Collected data entries
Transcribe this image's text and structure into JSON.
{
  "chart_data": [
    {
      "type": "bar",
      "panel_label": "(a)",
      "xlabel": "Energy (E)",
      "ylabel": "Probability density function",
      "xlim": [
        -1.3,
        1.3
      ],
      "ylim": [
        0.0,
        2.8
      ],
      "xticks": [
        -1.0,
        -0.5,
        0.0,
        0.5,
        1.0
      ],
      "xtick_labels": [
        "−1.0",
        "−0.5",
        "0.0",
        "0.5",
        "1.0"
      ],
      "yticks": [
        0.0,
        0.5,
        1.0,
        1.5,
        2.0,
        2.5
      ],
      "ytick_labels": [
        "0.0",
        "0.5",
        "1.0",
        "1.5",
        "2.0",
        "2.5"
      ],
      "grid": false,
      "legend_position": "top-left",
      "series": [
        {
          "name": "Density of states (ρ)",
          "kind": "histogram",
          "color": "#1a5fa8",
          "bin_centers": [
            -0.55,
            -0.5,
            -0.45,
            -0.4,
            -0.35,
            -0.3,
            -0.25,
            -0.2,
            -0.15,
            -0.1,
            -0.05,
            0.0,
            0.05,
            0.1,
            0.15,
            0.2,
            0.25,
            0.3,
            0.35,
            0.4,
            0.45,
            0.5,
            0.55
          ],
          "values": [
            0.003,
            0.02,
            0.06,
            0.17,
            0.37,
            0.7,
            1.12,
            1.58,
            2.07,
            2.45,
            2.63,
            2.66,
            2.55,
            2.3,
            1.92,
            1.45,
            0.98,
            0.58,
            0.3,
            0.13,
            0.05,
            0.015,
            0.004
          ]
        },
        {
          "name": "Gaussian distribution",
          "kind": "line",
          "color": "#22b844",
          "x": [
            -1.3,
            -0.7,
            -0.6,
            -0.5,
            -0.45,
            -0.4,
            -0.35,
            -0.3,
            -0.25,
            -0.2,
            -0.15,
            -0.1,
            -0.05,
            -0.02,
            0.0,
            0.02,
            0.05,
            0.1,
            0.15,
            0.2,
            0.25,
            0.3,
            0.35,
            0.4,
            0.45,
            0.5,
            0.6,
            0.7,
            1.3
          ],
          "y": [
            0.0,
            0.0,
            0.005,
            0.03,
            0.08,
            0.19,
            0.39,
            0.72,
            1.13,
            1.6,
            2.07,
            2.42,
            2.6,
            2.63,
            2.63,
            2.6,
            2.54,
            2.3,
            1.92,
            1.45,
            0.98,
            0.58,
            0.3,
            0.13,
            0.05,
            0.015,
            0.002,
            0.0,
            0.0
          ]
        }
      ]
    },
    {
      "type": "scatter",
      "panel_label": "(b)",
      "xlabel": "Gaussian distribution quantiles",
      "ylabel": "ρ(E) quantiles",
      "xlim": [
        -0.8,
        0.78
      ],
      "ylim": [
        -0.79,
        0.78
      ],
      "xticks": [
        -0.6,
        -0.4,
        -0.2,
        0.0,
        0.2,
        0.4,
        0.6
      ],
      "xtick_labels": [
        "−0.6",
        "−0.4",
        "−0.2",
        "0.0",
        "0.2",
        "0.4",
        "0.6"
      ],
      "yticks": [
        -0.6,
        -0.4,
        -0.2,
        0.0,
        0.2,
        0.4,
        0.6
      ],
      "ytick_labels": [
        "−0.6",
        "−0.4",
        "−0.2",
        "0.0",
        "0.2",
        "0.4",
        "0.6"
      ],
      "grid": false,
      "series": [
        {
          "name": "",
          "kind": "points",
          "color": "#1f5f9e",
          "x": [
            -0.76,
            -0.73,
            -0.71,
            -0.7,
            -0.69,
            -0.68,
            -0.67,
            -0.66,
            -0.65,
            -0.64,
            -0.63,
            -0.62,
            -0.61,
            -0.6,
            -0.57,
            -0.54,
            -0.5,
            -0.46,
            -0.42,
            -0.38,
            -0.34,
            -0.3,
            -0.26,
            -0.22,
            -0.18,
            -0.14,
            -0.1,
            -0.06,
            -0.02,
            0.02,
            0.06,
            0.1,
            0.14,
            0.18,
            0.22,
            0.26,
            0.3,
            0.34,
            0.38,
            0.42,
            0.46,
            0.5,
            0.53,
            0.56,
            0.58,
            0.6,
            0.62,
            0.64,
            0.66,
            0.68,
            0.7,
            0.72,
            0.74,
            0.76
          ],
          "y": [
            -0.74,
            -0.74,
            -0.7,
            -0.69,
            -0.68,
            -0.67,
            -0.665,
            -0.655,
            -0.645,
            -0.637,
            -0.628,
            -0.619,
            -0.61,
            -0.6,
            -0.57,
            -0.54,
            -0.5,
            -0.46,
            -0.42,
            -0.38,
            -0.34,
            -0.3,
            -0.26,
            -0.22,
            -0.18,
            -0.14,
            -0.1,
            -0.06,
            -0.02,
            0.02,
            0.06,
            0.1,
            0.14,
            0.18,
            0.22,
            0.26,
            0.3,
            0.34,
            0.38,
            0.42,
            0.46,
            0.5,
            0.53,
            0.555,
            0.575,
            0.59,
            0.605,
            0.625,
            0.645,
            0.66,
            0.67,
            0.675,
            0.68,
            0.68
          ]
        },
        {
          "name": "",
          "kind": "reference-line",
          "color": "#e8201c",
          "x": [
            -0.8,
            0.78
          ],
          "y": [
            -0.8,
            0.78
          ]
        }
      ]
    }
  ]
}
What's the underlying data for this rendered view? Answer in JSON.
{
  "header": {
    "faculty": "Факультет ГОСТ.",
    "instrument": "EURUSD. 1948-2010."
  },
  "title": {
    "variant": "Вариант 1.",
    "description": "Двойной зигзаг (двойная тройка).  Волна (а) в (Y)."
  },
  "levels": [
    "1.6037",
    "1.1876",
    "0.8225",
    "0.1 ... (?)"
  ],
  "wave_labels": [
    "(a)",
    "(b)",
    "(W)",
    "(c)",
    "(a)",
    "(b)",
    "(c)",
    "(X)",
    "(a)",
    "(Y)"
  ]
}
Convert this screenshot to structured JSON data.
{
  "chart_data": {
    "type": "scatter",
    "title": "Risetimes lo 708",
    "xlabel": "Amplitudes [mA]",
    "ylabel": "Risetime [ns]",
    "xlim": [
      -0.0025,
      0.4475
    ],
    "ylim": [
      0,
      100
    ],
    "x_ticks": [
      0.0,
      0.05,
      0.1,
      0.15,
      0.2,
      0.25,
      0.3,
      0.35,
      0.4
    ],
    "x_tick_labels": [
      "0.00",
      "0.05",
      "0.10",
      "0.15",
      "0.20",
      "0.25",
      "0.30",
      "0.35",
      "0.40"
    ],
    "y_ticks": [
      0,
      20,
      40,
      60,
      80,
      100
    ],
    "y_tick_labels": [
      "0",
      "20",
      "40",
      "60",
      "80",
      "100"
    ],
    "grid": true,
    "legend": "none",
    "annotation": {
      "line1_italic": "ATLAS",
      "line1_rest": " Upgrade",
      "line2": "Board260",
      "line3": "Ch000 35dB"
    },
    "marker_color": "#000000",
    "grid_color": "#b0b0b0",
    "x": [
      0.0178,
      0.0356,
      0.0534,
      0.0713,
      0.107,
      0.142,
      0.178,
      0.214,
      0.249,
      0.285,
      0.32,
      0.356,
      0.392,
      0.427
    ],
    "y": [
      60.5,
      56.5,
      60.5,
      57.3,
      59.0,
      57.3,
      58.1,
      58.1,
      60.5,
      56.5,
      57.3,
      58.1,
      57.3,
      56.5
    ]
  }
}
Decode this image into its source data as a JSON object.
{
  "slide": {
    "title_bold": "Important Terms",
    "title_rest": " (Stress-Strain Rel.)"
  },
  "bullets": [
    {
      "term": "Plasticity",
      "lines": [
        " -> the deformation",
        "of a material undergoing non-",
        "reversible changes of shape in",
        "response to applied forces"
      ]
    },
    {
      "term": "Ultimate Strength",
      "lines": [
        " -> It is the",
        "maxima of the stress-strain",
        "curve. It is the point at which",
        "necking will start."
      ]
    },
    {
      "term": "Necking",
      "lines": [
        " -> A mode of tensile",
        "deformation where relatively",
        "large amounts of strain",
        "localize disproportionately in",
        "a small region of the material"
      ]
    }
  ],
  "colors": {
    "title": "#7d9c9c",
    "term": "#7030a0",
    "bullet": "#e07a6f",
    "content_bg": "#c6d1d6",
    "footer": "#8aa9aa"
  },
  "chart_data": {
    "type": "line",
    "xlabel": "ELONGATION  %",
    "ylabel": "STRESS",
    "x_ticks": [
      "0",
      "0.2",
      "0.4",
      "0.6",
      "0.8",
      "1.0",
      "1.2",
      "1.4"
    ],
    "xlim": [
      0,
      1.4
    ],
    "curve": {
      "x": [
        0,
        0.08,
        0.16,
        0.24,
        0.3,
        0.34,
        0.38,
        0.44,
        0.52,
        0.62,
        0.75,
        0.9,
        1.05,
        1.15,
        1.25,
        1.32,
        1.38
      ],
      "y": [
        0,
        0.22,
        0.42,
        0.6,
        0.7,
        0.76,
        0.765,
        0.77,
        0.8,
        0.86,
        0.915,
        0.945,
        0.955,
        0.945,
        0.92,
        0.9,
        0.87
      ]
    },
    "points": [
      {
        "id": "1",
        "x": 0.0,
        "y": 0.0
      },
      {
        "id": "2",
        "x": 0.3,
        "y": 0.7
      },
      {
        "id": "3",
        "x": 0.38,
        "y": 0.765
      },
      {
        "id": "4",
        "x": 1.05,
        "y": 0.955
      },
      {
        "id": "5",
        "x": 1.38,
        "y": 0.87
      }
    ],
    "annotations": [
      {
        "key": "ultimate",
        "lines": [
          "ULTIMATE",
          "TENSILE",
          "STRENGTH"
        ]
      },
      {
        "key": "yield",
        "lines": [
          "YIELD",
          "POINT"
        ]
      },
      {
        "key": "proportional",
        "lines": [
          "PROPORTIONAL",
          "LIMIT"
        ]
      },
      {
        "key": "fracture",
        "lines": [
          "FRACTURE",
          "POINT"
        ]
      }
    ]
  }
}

Task instructions: Tally the lines above containing "type". Answer with the count only.

Final answer: 4